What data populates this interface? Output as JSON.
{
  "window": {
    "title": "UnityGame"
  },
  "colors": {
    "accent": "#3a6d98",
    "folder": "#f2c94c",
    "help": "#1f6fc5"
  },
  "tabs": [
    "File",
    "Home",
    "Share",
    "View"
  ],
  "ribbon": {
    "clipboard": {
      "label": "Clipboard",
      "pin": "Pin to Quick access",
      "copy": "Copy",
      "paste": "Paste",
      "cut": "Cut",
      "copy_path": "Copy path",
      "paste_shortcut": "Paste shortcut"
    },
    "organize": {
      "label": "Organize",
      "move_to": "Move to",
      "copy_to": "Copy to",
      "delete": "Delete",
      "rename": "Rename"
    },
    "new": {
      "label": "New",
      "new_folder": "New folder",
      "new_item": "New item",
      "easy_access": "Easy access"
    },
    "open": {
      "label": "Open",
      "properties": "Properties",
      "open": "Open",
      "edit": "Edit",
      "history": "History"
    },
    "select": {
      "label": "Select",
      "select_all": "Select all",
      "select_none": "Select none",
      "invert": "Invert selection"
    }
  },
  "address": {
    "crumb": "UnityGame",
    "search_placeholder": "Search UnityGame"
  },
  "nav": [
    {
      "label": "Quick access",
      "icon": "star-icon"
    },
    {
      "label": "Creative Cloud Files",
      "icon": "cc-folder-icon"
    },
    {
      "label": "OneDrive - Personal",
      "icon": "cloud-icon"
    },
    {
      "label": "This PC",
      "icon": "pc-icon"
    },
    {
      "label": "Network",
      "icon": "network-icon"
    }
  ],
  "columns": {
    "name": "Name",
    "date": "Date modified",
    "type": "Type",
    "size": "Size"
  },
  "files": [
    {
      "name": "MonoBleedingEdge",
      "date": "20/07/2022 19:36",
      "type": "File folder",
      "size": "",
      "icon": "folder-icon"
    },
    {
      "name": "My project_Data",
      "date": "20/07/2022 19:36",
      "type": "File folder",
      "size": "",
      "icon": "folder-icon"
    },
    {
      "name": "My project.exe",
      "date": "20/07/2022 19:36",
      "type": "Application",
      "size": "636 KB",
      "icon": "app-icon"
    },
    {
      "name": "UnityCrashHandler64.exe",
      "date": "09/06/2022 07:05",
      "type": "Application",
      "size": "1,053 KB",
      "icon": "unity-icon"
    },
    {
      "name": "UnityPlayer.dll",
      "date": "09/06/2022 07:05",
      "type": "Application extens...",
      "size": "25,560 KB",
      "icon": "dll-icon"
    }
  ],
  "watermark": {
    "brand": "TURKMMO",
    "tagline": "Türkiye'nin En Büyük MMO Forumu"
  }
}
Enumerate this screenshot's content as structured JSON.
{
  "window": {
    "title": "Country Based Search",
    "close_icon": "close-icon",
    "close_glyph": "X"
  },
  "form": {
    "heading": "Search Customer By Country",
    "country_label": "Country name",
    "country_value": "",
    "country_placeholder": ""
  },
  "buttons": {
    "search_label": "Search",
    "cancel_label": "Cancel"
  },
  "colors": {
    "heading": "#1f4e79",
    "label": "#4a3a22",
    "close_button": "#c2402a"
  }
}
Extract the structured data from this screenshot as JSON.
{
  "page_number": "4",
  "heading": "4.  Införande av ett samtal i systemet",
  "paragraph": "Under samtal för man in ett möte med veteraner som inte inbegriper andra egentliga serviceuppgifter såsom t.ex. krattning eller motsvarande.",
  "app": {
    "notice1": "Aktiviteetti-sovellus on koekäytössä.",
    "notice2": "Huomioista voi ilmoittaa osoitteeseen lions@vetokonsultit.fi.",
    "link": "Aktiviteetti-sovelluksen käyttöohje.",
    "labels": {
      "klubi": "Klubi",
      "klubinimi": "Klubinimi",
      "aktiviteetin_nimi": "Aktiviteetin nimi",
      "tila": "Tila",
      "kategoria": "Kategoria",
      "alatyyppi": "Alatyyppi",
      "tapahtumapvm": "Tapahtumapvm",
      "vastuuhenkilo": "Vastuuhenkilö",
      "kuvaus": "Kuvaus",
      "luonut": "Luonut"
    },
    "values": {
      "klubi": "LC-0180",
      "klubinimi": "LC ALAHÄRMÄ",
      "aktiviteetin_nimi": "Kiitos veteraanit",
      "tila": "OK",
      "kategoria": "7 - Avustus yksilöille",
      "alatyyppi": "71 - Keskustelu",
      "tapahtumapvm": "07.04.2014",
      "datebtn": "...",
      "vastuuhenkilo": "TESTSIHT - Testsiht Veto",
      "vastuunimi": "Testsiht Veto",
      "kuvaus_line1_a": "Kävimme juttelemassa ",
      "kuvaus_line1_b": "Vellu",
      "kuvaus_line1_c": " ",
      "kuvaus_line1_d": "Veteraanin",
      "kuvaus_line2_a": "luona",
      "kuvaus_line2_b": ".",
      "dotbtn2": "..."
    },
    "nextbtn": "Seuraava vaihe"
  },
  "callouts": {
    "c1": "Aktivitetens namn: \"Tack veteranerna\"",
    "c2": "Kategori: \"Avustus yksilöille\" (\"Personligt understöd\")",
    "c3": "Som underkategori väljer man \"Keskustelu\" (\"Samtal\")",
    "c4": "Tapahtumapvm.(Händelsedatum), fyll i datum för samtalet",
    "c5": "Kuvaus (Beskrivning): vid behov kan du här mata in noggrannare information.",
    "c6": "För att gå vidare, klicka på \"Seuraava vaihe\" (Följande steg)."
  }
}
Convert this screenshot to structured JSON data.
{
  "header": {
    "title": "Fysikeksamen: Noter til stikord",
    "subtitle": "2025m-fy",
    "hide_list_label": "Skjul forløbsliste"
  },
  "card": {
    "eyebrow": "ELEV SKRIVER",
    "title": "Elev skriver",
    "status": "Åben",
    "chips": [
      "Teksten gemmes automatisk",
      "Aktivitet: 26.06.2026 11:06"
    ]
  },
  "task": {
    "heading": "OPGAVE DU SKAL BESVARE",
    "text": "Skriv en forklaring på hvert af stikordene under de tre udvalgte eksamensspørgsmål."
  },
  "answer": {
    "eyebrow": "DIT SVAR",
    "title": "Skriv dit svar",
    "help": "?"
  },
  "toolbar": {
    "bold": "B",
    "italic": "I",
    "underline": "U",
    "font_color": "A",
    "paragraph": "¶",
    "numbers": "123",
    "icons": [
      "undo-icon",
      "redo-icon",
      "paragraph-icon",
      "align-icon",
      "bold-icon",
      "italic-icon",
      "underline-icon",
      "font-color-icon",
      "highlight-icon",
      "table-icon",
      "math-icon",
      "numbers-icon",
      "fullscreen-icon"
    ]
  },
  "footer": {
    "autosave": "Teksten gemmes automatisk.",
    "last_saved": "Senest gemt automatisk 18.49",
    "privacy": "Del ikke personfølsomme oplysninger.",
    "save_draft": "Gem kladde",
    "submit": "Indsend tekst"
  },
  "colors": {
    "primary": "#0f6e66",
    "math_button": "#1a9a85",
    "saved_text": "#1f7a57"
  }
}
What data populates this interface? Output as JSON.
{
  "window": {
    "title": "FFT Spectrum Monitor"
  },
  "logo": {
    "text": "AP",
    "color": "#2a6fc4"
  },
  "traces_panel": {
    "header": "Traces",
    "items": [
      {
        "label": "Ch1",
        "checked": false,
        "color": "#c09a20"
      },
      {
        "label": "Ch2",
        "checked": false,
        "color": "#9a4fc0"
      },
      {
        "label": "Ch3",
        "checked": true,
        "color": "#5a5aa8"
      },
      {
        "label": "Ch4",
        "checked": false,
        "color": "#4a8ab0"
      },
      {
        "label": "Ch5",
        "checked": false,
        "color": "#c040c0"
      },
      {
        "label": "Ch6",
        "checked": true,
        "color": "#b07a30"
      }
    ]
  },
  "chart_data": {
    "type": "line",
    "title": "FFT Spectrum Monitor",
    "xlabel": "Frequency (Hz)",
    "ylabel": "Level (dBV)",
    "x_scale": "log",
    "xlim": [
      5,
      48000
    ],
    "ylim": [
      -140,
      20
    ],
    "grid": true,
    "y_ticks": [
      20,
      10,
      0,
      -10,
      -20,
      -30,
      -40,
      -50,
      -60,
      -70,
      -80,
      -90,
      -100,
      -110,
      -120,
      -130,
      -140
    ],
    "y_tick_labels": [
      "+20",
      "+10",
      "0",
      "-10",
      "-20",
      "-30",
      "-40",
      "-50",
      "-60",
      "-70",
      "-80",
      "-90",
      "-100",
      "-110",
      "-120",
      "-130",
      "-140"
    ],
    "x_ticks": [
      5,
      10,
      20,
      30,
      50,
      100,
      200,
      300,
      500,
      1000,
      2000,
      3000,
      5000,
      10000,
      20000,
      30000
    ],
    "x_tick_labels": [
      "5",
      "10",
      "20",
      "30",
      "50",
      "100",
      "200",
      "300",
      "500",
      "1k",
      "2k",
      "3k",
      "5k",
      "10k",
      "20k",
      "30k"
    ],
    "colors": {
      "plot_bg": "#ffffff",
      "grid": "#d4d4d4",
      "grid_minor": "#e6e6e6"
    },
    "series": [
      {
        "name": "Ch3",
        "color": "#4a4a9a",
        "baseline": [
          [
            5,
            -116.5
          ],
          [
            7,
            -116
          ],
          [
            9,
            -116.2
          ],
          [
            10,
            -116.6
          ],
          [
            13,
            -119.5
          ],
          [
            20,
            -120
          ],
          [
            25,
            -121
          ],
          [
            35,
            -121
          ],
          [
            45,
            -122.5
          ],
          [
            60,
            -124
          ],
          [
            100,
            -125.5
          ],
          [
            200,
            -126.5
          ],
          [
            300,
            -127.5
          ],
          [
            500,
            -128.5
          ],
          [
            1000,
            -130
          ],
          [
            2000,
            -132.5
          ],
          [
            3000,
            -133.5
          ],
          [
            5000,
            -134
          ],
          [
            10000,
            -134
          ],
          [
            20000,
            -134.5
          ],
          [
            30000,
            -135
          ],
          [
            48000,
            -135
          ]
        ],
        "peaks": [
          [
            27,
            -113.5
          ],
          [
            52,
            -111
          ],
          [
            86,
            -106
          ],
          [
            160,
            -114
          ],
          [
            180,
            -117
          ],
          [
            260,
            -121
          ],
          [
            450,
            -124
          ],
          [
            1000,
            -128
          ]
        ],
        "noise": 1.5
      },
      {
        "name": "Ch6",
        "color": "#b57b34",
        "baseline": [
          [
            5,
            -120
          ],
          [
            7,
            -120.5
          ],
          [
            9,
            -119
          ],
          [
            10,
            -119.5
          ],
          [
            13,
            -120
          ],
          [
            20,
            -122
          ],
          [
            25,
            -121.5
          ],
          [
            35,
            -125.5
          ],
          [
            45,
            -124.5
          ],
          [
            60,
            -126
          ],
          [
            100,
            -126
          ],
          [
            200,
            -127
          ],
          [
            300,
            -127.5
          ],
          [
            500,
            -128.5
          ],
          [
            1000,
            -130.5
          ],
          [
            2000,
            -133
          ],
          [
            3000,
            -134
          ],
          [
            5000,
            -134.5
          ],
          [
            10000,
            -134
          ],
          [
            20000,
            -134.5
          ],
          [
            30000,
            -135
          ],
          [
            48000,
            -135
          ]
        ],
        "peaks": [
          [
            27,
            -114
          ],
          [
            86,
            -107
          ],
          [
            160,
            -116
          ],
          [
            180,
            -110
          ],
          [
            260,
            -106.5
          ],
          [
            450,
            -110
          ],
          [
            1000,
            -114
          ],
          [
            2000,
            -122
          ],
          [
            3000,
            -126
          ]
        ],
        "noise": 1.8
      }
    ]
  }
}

+ + + + + + +

**EXERCISE DETAILS:** Point out every line holding the string "alatyyppi" and copy it.

**WRITTEN SOLUTION:**
      "alatyyppi": "Alatyyppi",
      "alatyyppi": "71 - Keskustelu",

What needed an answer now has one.